[Extracted entries start]
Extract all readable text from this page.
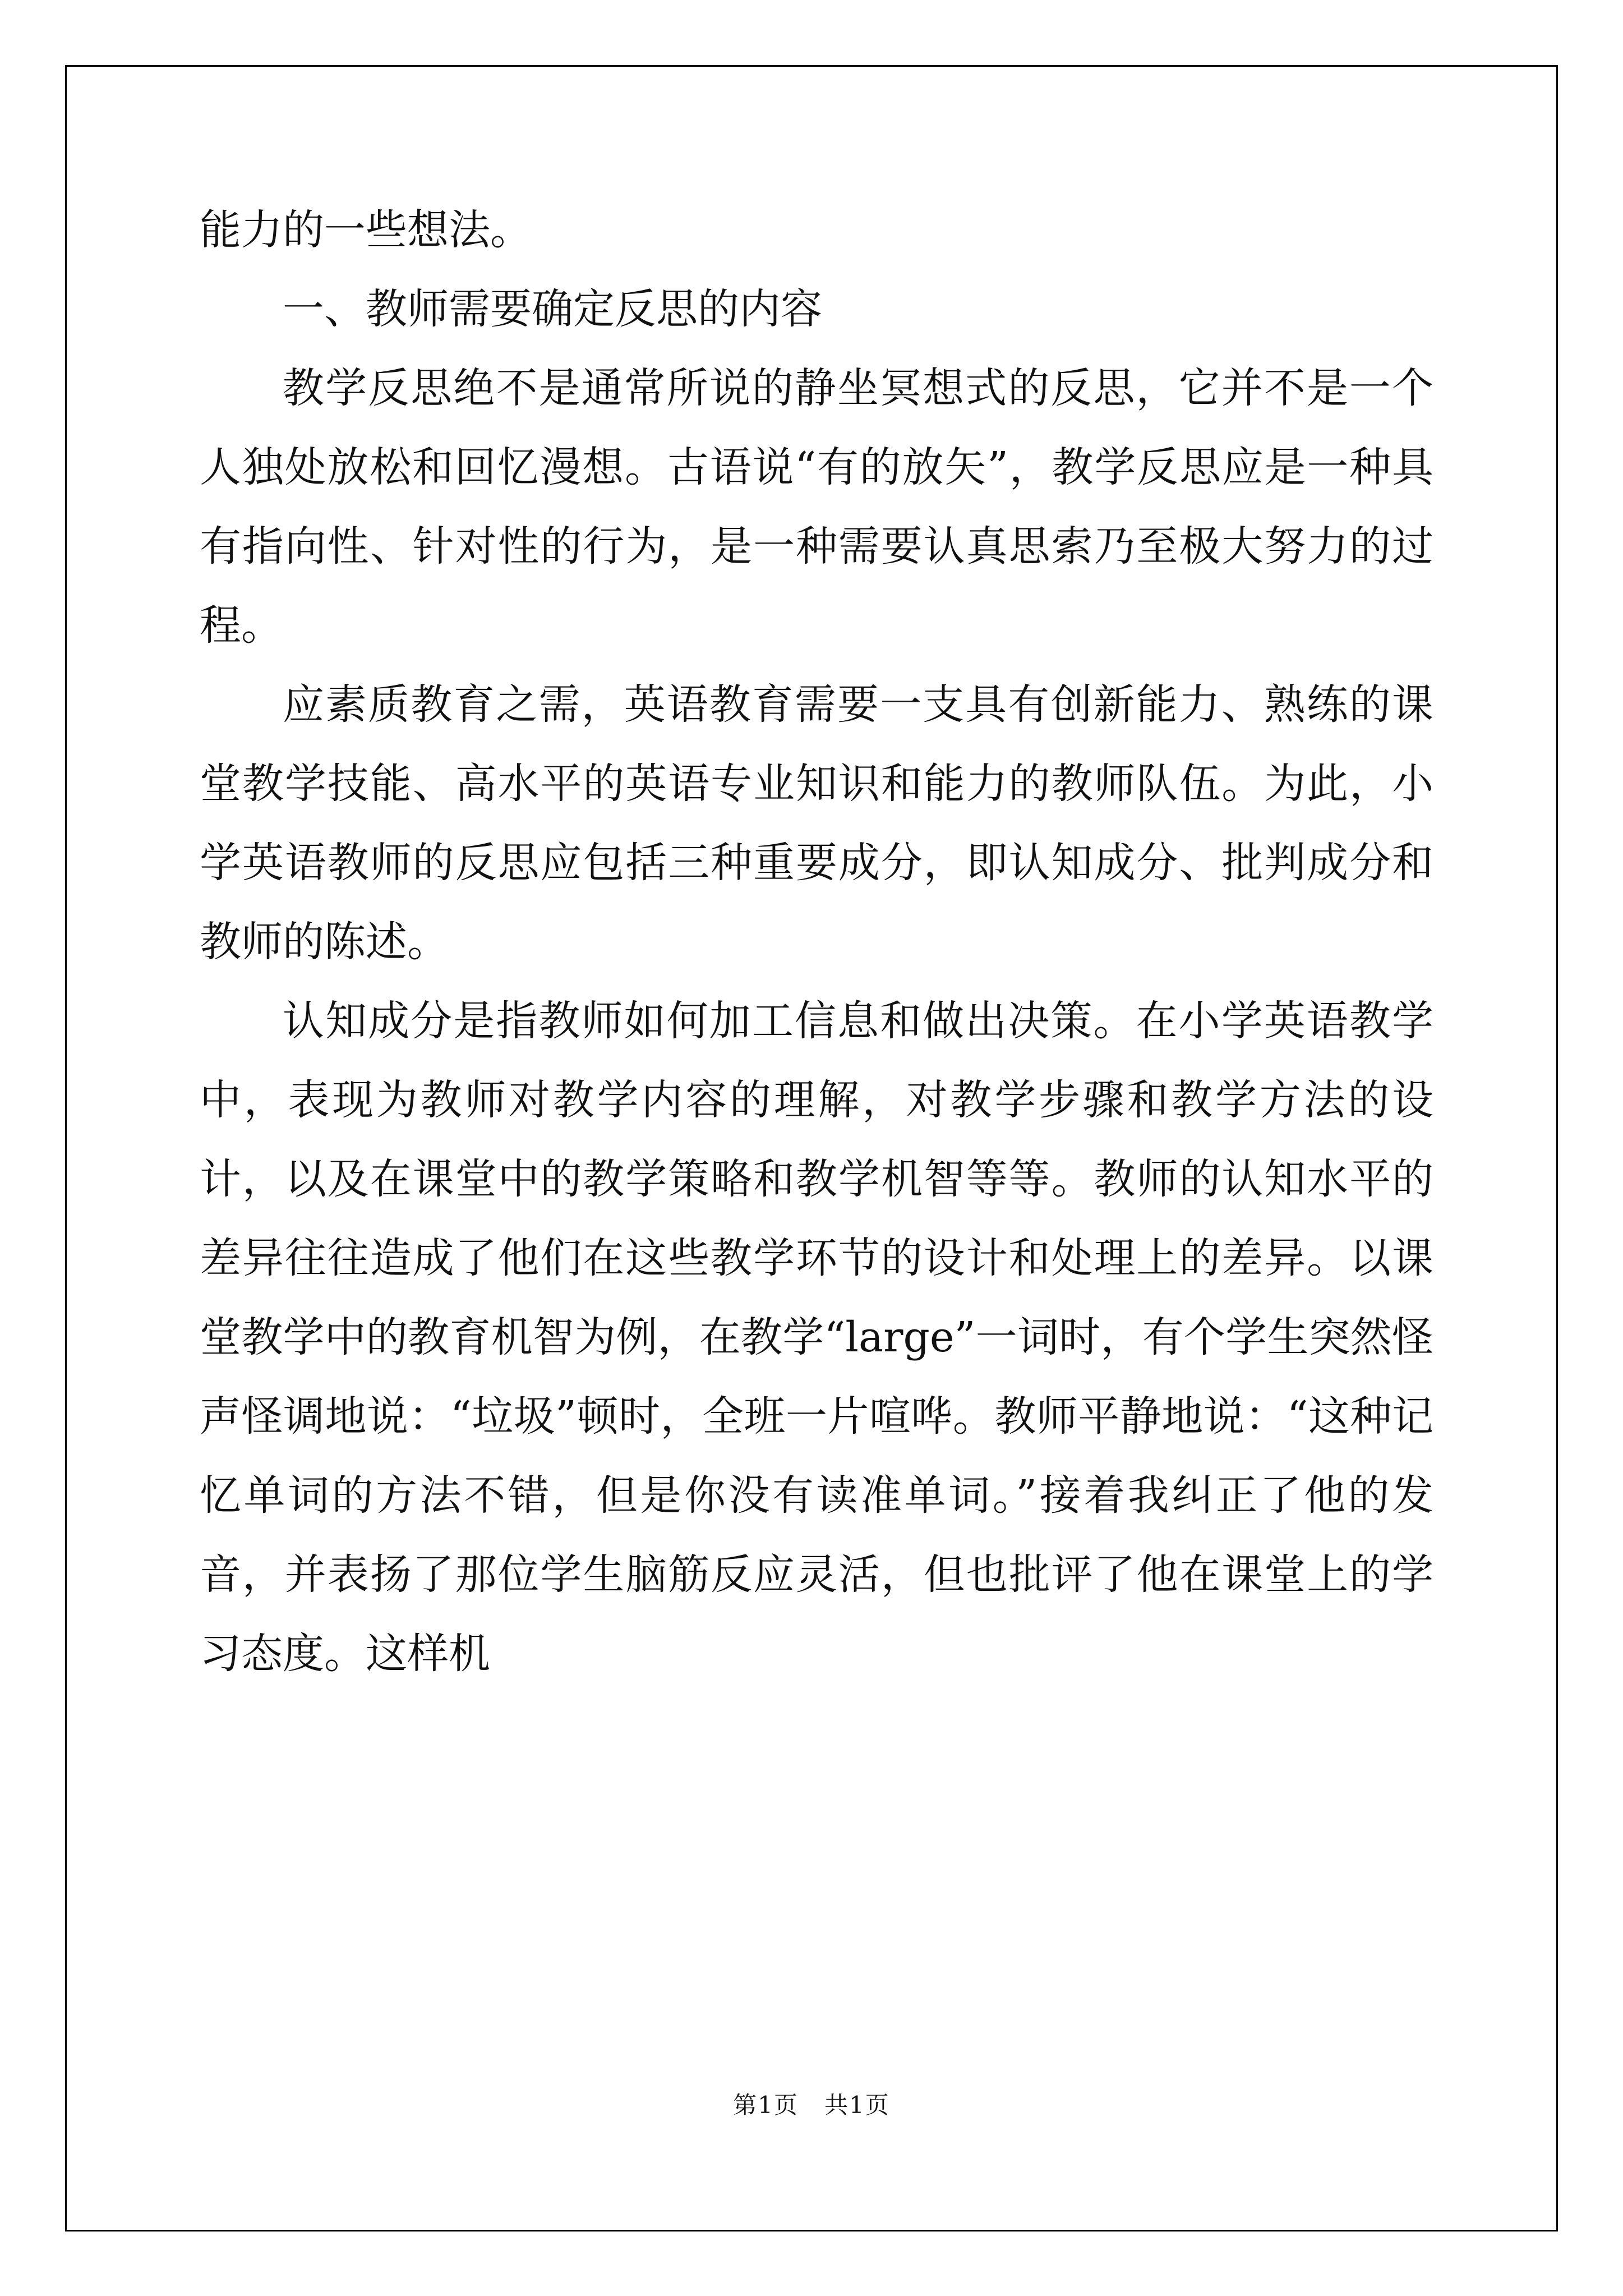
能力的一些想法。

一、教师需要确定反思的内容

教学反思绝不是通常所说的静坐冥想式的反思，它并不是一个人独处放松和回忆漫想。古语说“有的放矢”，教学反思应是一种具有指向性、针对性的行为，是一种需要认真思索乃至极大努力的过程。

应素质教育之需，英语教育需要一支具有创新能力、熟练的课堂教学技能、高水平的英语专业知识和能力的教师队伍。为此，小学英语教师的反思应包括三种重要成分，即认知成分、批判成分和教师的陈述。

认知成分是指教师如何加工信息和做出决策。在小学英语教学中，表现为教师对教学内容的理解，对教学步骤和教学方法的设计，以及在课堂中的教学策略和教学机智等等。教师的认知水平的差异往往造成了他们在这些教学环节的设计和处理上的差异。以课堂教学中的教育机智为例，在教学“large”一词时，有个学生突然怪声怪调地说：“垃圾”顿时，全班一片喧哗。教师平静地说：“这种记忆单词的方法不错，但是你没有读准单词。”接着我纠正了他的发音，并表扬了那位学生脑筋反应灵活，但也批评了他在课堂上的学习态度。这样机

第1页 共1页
[Extracted entries end]
**Work to do**
Make an exact copy of the listing above. Do not include the pictures.

**Exercise result**
Extract all readable text from this page.
能力的一些想法。

一、教师需要确定反思的内容

教学反思绝不是通常所说的静坐冥想式的反思，它并不是一个人独处放松和回忆漫想。古语说“有的放矢”，教学反思应是一种具有指向性、针对性的行为，是一种需要认真思索乃至极大努力的过程。

应素质教育之需，英语教育需要一支具有创新能力、熟练的课堂教学技能、高水平的英语专业知识和能力的教师队伍。为此，小学英语教师的反思应包括三种重要成分，即认知成分、批判成分和教师的陈述。

认知成分是指教师如何加工信息和做出决策。在小学英语教学中，表现为教师对教学内容的理解，对教学步骤和教学方法的设计，以及在课堂中的教学策略和教学机智等等。教师的认知水平的差异往往造成了他们在这些教学环节的设计和处理上的差异。以课堂教学中的教育机智为例，在教学“large”一词时，有个学生突然怪声怪调地说：“垃圾”顿时，全班一片喧哗。教师平静地说：“这种记忆单词的方法不错，但是你没有读准单词。”接着我纠正了他的发音，并表扬了那位学生脑筋反应灵活，但也批评了他在课堂上的学习态度。这样机

第1页 共1页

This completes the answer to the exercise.